**Data:**
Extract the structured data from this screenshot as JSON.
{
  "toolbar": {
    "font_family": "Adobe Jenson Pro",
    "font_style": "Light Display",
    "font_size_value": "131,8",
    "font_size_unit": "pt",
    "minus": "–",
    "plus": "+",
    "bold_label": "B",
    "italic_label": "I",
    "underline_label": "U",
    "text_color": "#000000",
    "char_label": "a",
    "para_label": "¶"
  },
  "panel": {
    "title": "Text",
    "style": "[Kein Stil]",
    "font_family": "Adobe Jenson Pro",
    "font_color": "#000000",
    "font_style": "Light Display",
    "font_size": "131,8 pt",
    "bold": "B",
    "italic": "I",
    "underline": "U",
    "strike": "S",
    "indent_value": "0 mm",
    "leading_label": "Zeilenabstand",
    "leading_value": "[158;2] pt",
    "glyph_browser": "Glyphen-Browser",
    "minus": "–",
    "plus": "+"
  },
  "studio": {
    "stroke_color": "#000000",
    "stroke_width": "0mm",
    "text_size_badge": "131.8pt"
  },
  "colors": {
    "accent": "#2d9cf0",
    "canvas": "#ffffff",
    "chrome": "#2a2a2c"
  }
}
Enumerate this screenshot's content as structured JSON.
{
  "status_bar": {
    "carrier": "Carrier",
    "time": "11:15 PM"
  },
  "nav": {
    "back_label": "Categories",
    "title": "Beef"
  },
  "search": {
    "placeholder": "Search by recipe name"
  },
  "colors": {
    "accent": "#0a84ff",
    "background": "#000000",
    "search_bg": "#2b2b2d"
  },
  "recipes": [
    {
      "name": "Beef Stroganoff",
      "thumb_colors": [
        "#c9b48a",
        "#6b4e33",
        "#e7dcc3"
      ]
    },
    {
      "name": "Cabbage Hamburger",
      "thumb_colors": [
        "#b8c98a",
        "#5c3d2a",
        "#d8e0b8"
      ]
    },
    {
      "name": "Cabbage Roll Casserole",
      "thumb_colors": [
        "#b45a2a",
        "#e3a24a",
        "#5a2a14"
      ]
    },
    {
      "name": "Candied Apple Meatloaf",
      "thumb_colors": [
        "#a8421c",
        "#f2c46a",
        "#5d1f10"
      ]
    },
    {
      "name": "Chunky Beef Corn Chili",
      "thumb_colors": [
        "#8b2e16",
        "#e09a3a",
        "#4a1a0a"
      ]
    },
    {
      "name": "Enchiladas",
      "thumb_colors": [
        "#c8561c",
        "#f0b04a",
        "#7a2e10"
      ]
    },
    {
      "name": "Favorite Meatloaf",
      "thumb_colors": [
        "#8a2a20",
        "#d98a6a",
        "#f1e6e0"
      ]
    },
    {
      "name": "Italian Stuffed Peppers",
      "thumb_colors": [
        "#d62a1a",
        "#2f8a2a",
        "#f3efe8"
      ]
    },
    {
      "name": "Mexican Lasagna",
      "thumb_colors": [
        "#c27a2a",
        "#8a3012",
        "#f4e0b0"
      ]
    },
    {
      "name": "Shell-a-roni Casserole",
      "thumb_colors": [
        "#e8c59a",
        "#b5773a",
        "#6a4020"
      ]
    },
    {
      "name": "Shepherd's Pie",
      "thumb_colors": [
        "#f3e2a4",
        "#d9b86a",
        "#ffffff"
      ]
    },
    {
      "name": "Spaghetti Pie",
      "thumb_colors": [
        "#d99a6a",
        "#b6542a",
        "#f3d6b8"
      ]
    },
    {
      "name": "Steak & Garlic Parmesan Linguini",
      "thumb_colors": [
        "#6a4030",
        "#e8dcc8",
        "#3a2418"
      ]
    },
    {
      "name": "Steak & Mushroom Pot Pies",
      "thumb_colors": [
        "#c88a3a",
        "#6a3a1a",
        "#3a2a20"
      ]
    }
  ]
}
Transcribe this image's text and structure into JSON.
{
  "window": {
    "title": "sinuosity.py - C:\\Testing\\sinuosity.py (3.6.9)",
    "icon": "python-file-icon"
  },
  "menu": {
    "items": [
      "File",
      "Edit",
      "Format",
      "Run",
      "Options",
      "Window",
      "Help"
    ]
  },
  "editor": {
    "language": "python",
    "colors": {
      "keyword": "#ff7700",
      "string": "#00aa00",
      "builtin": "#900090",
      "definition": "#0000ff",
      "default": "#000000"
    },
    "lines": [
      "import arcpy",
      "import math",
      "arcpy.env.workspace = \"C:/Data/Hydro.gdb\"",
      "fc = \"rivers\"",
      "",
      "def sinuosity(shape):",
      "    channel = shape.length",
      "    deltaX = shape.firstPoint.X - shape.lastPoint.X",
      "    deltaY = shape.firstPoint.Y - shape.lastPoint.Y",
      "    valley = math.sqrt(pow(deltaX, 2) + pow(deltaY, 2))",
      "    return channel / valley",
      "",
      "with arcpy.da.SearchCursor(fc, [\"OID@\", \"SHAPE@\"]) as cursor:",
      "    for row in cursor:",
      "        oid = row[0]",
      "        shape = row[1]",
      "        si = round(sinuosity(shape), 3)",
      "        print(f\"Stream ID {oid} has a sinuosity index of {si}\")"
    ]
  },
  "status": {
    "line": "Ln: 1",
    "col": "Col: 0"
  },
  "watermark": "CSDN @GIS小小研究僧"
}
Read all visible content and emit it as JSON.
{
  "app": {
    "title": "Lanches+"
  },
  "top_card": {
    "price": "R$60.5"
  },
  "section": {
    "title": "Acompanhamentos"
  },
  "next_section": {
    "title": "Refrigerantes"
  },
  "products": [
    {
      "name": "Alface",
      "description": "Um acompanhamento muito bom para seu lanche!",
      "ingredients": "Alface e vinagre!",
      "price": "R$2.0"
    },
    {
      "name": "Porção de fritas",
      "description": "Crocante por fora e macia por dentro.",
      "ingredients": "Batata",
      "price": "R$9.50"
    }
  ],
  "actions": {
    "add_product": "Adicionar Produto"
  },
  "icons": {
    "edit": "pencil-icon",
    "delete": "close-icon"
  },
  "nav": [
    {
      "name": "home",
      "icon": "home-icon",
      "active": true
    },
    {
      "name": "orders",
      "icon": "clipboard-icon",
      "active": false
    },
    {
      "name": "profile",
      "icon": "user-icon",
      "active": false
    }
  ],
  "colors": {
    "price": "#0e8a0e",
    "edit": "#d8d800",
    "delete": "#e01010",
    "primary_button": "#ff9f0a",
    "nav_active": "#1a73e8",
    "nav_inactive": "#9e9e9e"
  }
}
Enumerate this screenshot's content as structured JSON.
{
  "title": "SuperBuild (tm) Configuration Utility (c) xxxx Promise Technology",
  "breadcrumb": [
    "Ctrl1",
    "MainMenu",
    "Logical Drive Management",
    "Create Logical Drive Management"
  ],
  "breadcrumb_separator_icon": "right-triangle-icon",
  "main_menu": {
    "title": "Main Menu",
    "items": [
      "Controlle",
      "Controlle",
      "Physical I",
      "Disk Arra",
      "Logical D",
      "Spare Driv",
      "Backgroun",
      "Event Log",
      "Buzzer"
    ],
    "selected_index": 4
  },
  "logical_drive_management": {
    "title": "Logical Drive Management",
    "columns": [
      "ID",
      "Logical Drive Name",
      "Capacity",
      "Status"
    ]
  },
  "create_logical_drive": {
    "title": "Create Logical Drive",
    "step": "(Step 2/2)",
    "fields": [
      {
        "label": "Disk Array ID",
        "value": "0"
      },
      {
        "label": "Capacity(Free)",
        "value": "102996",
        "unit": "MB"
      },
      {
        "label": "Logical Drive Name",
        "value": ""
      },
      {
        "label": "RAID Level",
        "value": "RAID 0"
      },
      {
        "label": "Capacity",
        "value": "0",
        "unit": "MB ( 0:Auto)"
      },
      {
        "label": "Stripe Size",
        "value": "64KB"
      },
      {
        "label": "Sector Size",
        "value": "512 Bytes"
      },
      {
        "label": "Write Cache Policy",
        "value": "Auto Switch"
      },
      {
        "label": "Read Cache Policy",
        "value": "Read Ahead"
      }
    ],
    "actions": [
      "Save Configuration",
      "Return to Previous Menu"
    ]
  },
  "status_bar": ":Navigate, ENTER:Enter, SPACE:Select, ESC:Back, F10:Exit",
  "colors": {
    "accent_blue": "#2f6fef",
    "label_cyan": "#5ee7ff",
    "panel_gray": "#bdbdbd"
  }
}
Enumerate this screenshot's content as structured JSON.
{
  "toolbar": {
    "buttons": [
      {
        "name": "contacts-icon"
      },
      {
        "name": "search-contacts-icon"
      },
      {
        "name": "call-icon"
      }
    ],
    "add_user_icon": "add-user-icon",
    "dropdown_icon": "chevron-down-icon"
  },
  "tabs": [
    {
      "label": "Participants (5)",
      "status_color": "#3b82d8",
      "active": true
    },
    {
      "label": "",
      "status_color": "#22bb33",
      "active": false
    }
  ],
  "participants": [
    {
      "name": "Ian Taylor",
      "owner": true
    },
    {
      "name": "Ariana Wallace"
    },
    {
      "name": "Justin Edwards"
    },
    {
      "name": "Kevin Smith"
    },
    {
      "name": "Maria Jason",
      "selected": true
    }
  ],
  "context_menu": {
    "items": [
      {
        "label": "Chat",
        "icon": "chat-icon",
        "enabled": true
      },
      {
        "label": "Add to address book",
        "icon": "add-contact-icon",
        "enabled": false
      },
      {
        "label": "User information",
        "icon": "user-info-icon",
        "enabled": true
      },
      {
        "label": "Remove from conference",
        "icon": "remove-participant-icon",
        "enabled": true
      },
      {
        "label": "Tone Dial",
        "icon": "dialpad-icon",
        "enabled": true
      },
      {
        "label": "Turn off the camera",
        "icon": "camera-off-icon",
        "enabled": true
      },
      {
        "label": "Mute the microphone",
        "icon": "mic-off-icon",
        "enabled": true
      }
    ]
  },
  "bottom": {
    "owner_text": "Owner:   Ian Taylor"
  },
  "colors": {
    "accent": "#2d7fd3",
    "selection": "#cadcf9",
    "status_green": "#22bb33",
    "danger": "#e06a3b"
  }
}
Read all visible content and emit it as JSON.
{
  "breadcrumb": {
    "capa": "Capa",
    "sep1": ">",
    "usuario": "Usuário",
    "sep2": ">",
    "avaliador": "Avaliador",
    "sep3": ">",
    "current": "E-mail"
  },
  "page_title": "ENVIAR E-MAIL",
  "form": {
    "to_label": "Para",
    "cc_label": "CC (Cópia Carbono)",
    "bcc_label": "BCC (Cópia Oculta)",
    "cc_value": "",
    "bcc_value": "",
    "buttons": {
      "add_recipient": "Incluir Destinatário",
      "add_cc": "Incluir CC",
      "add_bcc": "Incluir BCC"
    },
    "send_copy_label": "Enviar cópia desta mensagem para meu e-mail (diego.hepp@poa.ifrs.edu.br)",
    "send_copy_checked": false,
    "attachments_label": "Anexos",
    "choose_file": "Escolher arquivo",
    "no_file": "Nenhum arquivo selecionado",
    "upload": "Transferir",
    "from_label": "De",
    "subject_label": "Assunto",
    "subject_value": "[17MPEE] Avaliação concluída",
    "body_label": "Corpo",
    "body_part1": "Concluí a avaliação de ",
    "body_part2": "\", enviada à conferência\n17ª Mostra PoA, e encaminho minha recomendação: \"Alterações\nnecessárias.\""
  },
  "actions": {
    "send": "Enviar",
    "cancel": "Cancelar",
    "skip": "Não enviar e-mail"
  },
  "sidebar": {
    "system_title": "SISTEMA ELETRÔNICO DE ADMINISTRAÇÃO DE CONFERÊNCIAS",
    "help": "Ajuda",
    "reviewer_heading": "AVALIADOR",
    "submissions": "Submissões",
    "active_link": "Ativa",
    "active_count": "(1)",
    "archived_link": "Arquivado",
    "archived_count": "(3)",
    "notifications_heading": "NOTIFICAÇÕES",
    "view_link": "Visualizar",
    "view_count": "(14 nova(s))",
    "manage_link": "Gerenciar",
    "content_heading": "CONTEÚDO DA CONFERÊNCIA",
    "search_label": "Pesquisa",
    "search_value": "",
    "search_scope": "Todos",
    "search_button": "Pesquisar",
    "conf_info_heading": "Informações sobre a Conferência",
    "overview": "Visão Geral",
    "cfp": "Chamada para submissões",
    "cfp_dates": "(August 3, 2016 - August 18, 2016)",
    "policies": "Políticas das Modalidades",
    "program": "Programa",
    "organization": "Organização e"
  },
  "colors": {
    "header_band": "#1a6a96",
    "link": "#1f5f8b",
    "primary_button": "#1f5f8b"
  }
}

**Challenge:**
Search the data above for the word "camera", then gather each line in which it appears.

**Output for this exercise:**
        "label": "Turn off the camera",
        "icon": "camera-off-icon",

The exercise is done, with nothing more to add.